(Data provided)
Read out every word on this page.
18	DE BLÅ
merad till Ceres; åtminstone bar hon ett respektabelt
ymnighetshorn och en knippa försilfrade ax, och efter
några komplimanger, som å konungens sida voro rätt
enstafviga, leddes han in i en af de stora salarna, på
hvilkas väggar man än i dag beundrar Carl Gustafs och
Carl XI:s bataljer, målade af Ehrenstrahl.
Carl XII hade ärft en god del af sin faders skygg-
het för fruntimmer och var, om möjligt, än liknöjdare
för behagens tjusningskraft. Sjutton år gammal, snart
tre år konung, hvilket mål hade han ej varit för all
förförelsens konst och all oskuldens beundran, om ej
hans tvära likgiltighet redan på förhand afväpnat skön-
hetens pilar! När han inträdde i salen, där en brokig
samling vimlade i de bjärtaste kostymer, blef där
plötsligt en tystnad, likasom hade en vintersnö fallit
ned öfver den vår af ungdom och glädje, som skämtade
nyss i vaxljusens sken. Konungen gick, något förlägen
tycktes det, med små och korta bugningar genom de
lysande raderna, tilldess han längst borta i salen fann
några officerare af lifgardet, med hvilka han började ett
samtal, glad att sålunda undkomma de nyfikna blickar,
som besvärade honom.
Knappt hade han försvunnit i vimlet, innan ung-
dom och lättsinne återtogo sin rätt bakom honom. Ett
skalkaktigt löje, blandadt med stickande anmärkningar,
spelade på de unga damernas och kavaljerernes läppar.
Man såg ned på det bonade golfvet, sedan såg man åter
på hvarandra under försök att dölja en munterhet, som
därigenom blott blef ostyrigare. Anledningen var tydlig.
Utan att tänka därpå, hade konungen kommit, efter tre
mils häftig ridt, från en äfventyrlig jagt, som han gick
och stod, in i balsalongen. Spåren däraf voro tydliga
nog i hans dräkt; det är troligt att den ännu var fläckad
(End Data provided)
**Problem to work on**
Word for word, restate the entries that appear above.

**Result of the task**
Read out every word on this page.
18	DE BLÅ
merad till Ceres; åtminstone bar hon ett respektabelt
ymnighetshorn och en knippa försilfrade ax, och efter
några komplimanger, som å konungens sida voro rätt
enstafviga, leddes han in i en af de stora salarna, på
hvilkas väggar man än i dag beundrar Carl Gustafs och
Carl XI:s bataljer, målade af Ehrenstrahl.
Carl XII hade ärft en god del af sin faders skygg-
het för fruntimmer och var, om möjligt, än liknöjdare
för behagens tjusningskraft. Sjutton år gammal, snart
tre år konung, hvilket mål hade han ej varit för all
förförelsens konst och all oskuldens beundran, om ej
hans tvära likgiltighet redan på förhand afväpnat skön-
hetens pilar! När han inträdde i salen, där en brokig
samling vimlade i de bjärtaste kostymer, blef där
plötsligt en tystnad, likasom hade en vintersnö fallit
ned öfver den vår af ungdom och glädje, som skämtade
nyss i vaxljusens sken. Konungen gick, något förlägen
tycktes det, med små och korta bugningar genom de
lysande raderna, tilldess han längst borta i salen fann
några officerare af lifgardet, med hvilka han började ett
samtal, glad att sålunda undkomma de nyfikna blickar,
som besvärade honom.
Knappt hade han försvunnit i vimlet, innan ung-
dom och lättsinne återtogo sin rätt bakom honom. Ett
skalkaktigt löje, blandadt med stickande anmärkningar,
spelade på de unga damernas och kavaljerernes läppar.
Man såg ned på det bonade golfvet, sedan såg man åter
på hvarandra under försök att dölja en munterhet, som
därigenom blott blef ostyrigare. Anledningen var tydlig.
Utan att tänka därpå, hade konungen kommit, efter tre
mils häftig ridt, från en äfventyrlig jagt, som han gick
och stod, in i balsalongen. Spåren däraf voro tydliga
nog i hans dräkt; det är troligt att den ännu var fläckad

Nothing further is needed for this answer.